═══ LISTED RECORDS
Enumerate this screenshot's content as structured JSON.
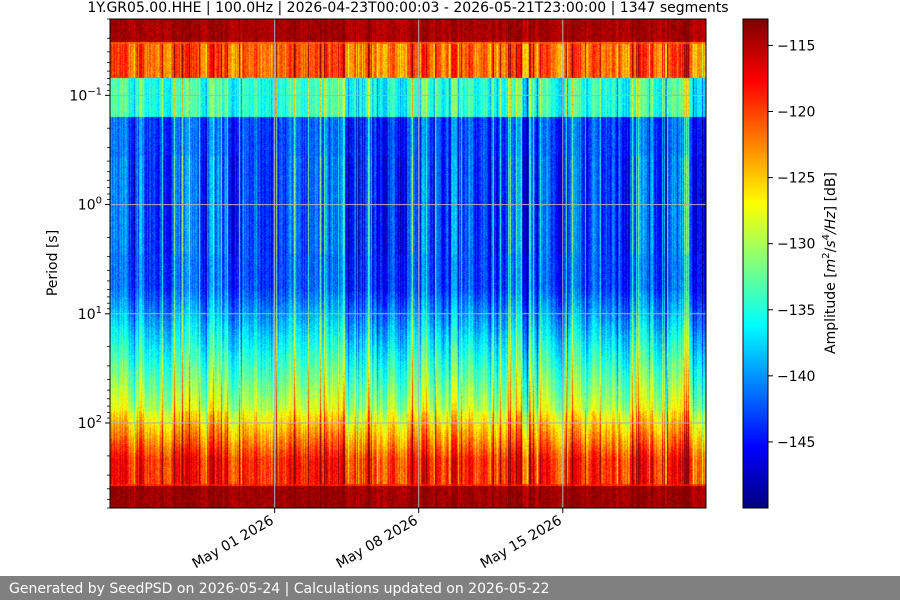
{
  "chart_data": {
    "type": "heatmap",
    "title": "1Y.GR05.00.HHE | 100.0Hz | 2026-04-23T00:00:03 - 2026-05-21T23:00:00 | 1347 segments",
    "ylabel": "Period [s]",
    "xlabel": "",
    "x_axis": {
      "type": "date",
      "range": [
        "2026-04-23T00:00:03",
        "2026-05-21T23:00:00"
      ],
      "ticks": [
        {
          "value": "2026-05-01",
          "label": "May 01 2026"
        },
        {
          "value": "2026-05-08",
          "label": "May 08 2026"
        },
        {
          "value": "2026-05-15",
          "label": "May 15 2026"
        }
      ]
    },
    "y_axis": {
      "scale": "log",
      "inverted": true,
      "range": [
        0.02,
        600
      ],
      "ticks": [
        {
          "value": 0.1,
          "label_base": "10",
          "label_exp": "−1"
        },
        {
          "value": 1,
          "label_base": "10",
          "label_exp": "0"
        },
        {
          "value": 10,
          "label_base": "10",
          "label_exp": "1"
        },
        {
          "value": 100,
          "label_base": "10",
          "label_exp": "2"
        }
      ]
    },
    "colorbar": {
      "label_parts": [
        "Amplitude [",
        "m",
        "2",
        "/",
        "s",
        "4",
        "/",
        "Hz",
        "] [dB]"
      ],
      "range": [
        -150,
        -113
      ],
      "ticks": [
        {
          "value": -115,
          "label": "−115"
        },
        {
          "value": -120,
          "label": "−120"
        },
        {
          "value": -125,
          "label": "−125"
        },
        {
          "value": -130,
          "label": "−130"
        },
        {
          "value": -135,
          "label": "−135"
        },
        {
          "value": -140,
          "label": "−140"
        },
        {
          "value": -145,
          "label": "−145"
        }
      ],
      "colormap": "jet"
    },
    "grid": true,
    "segments": 1347,
    "sampling_rate_hz": 100.0
  },
  "footer": {
    "text": "Generated by SeedPSD on 2026-05-24 | Calculations updated on 2026-05-22"
  }
}
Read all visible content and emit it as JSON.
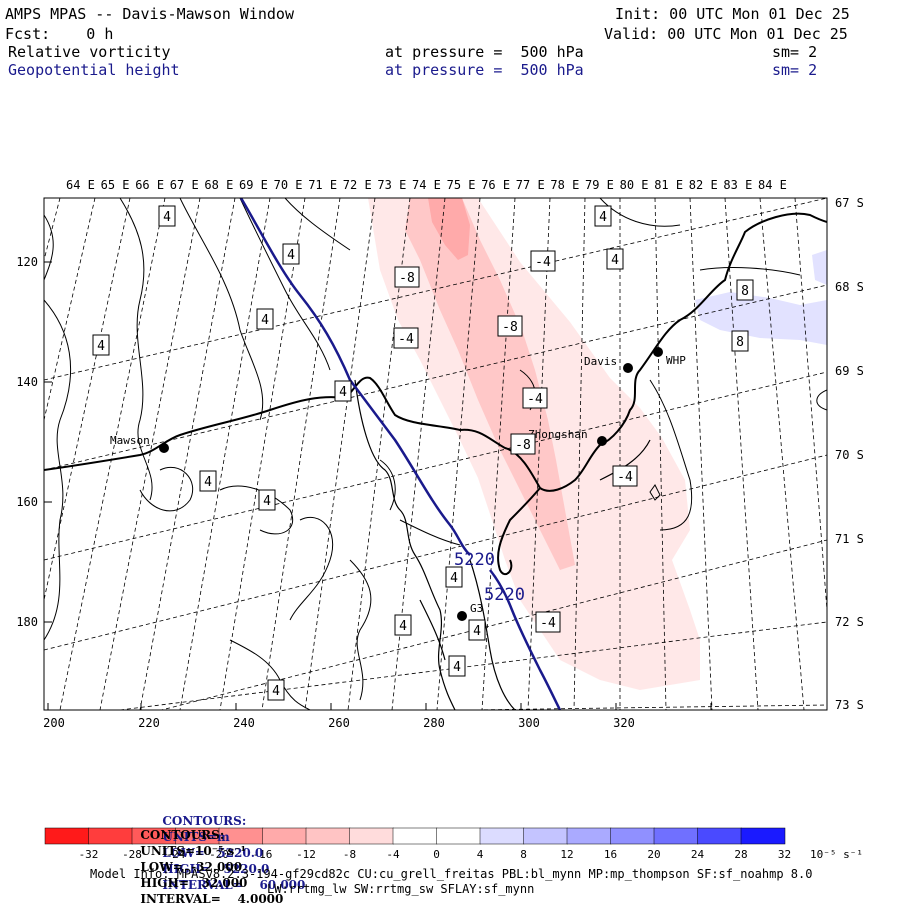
{
  "header": {
    "title": "AMPS MPAS -- Davis-Mawson Window",
    "fcst": "Fcst:    0 h",
    "init": "Init: 00 UTC Mon 01 Dec 25",
    "valid": "Valid: 00 UTC Mon 01 Dec 25",
    "fields": [
      {
        "name": "Relative vorticity",
        "pressure": "at pressure =  500 hPa",
        "sm": "sm= 2"
      },
      {
        "name": "Geopotential height",
        "pressure": "at pressure =  500 hPa",
        "sm": "sm= 2"
      }
    ]
  },
  "axes": {
    "top_longitudes": [
      "64 E",
      "65 E",
      "66 E",
      "67 E",
      "68 E",
      "69 E",
      "70 E",
      "71 E",
      "72 E",
      "73 E",
      "74 E",
      "75 E",
      "76 E",
      "77 E",
      "78 E",
      "79 E",
      "80 E",
      "81 E",
      "82 E",
      "83 E",
      "84 E"
    ],
    "right_latitudes": [
      "67 S",
      "68 S",
      "69 S",
      "70 S",
      "71 S",
      "72 S",
      "73 S"
    ],
    "bottom_ticks": [
      "200",
      "220",
      "240",
      "260",
      "280",
      "300",
      "320"
    ],
    "left_ticks": [
      "120",
      "140",
      "160",
      "180"
    ]
  },
  "stations": [
    {
      "name": "Mawson"
    },
    {
      "name": "Davis"
    },
    {
      "name": "WHP"
    },
    {
      "name": "Zhongshan"
    },
    {
      "name": "G3"
    }
  ],
  "contour_labels": {
    "vorticity": [
      "4",
      "4",
      "4",
      "4",
      "4",
      "4",
      "4",
      "4",
      "4",
      "4",
      "4",
      "4",
      "4",
      "4",
      "-8",
      "-4",
      "-8",
      "-4",
      "-4",
      "-8",
      "-4",
      "-4",
      "8"
    ],
    "height": [
      "5220",
      "5220"
    ]
  },
  "footer": {
    "height_line": {
      "contours": "CONTOURS:",
      "units": "UNITS=m",
      "low": "LOW=   5220.0",
      "high": "HIGH=   5220.0",
      "interval": "INTERVAL=    60.000"
    },
    "vort_line": {
      "contours": "CONTOURS:",
      "units": "UNITS=10⁻⁵ s⁻¹",
      "low": "LOW=  -32.000",
      "high": "HIGH=   32.000",
      "interval": "INTERVAL=    4.0000"
    },
    "colorbar_labels": [
      "-32",
      "-28",
      "-24",
      "-20",
      "-16",
      "-12",
      "-8",
      "-4",
      "0",
      "4",
      "8",
      "12",
      "16",
      "20",
      "24",
      "28",
      "32"
    ],
    "colorbar_unit": "10⁻⁵ s⁻¹",
    "colorbar_colors": [
      "#ff1a1a",
      "#ff3d3d",
      "#ff5a5a",
      "#ff7575",
      "#ff9090",
      "#ffaaaa",
      "#ffc4c4",
      "#ffdcdc",
      "#ffffff",
      "#ffffff",
      "#dcdcff",
      "#c4c4ff",
      "#aaaaff",
      "#9090ff",
      "#7070ff",
      "#4a4aff",
      "#1a1aff"
    ],
    "model_info_1": "Model Info: MPASv8.2.3-194-gf29cd82c CU:cu_grell_freitas PBL:bl_mynn MP:mp_thompson SF:sf_noahmp 8.0",
    "model_info_2": "LW:rrtmg_lw SW:rrtmg_sw SFLAY:sf_mynn"
  }
}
══════
Copy all lines above containing the string "INTERVAL".

      "interval": "INTERVAL=    60.000"
      "interval": "INTERVAL=    4.0000"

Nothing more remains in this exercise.